Only a number is wanted: how many lines of the entries include the string "viewport"?
***
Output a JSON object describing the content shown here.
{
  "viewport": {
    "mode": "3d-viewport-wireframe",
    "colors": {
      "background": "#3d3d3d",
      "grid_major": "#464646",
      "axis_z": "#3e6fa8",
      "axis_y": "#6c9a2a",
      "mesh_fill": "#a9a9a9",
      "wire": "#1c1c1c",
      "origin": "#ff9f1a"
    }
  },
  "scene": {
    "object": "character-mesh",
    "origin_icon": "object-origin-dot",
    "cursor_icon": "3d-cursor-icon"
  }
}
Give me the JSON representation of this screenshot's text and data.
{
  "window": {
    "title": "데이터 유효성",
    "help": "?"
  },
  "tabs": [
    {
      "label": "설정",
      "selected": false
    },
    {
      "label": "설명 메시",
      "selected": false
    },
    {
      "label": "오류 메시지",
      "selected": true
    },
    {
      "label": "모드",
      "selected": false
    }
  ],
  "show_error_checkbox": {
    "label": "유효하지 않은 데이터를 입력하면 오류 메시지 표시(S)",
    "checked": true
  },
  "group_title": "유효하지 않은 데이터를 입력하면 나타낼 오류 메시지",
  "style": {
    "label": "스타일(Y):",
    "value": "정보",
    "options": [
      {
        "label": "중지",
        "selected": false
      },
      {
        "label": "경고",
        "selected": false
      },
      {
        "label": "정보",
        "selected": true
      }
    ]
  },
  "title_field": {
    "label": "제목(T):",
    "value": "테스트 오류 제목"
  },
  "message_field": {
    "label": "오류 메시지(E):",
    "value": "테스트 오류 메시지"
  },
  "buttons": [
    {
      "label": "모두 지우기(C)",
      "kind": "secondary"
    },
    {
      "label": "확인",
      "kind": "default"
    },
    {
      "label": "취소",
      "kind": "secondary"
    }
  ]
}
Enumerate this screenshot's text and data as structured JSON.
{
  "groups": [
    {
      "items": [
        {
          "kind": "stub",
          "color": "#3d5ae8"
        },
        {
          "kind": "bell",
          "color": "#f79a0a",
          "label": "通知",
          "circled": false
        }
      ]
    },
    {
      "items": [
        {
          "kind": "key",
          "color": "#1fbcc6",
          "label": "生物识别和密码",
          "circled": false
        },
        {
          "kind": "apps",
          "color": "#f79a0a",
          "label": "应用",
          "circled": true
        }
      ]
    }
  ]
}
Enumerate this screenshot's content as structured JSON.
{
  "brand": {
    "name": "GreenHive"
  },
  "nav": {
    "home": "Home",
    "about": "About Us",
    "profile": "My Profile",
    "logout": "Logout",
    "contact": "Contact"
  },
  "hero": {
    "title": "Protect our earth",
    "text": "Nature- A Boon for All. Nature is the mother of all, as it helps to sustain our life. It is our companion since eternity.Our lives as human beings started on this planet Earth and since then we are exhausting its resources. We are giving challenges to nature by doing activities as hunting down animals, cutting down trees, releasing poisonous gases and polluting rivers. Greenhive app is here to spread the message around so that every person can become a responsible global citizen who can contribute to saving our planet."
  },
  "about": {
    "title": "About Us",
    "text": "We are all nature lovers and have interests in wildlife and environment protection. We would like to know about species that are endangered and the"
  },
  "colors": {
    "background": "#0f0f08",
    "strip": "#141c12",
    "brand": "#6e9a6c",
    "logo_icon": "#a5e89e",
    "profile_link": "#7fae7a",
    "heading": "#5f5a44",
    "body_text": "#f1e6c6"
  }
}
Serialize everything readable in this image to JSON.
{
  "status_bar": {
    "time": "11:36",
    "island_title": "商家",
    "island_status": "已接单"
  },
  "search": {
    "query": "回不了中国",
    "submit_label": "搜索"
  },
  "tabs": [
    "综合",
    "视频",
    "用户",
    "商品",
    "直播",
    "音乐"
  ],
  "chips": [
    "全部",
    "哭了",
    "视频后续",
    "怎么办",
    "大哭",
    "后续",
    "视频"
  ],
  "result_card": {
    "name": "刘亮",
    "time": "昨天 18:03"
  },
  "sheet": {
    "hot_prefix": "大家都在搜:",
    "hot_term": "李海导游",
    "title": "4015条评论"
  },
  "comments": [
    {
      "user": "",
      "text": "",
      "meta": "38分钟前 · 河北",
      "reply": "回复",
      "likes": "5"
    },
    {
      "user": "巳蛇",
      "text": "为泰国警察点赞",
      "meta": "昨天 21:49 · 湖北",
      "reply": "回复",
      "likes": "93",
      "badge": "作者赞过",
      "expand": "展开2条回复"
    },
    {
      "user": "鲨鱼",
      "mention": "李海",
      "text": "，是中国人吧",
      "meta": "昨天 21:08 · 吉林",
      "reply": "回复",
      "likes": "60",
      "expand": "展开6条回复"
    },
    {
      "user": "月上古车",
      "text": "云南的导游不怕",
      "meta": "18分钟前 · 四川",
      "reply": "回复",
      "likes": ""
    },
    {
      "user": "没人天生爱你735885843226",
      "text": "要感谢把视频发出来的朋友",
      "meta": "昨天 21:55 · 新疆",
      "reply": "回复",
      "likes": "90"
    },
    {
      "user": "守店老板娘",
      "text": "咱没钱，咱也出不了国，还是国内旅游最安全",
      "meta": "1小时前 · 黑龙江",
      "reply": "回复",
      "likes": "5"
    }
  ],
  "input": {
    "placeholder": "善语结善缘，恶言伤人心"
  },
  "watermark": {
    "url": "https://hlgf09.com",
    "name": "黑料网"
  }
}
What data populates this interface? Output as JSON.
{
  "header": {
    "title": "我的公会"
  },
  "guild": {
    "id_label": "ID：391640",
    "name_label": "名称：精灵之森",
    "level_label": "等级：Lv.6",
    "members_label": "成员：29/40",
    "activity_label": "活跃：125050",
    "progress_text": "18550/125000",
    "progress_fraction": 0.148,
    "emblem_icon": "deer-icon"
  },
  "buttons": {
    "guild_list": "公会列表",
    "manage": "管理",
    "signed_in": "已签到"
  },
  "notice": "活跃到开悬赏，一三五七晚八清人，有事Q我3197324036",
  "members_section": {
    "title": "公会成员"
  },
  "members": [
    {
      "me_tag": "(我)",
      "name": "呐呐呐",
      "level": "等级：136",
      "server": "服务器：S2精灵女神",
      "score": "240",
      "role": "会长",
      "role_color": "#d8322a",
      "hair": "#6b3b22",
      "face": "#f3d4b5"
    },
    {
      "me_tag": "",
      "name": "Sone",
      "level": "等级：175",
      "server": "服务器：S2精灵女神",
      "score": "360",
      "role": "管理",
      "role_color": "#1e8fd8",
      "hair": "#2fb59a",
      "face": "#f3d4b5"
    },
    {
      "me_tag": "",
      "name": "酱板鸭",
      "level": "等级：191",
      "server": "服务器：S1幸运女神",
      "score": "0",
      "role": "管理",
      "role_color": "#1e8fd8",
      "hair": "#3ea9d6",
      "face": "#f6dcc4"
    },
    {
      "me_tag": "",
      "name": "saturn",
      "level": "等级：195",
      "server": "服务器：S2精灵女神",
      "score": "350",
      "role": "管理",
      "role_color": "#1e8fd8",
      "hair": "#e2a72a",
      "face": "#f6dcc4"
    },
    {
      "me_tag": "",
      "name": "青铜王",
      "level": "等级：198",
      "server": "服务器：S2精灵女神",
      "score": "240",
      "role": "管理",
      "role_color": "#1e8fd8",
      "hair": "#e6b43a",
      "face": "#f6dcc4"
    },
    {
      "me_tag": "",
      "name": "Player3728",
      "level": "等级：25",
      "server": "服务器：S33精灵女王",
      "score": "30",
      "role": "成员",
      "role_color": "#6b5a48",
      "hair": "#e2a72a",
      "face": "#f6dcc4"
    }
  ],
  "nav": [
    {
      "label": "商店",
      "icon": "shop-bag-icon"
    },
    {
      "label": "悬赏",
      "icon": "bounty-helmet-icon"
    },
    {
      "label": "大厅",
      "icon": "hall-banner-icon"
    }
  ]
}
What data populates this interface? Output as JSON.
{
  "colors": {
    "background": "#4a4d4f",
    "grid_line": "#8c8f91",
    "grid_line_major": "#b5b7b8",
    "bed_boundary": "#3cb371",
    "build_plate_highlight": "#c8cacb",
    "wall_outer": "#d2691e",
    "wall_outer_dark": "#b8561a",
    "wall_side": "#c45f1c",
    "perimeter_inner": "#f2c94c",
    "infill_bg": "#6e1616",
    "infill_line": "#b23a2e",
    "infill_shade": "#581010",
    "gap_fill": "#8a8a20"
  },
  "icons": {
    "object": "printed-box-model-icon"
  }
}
***
◆ Response below: 2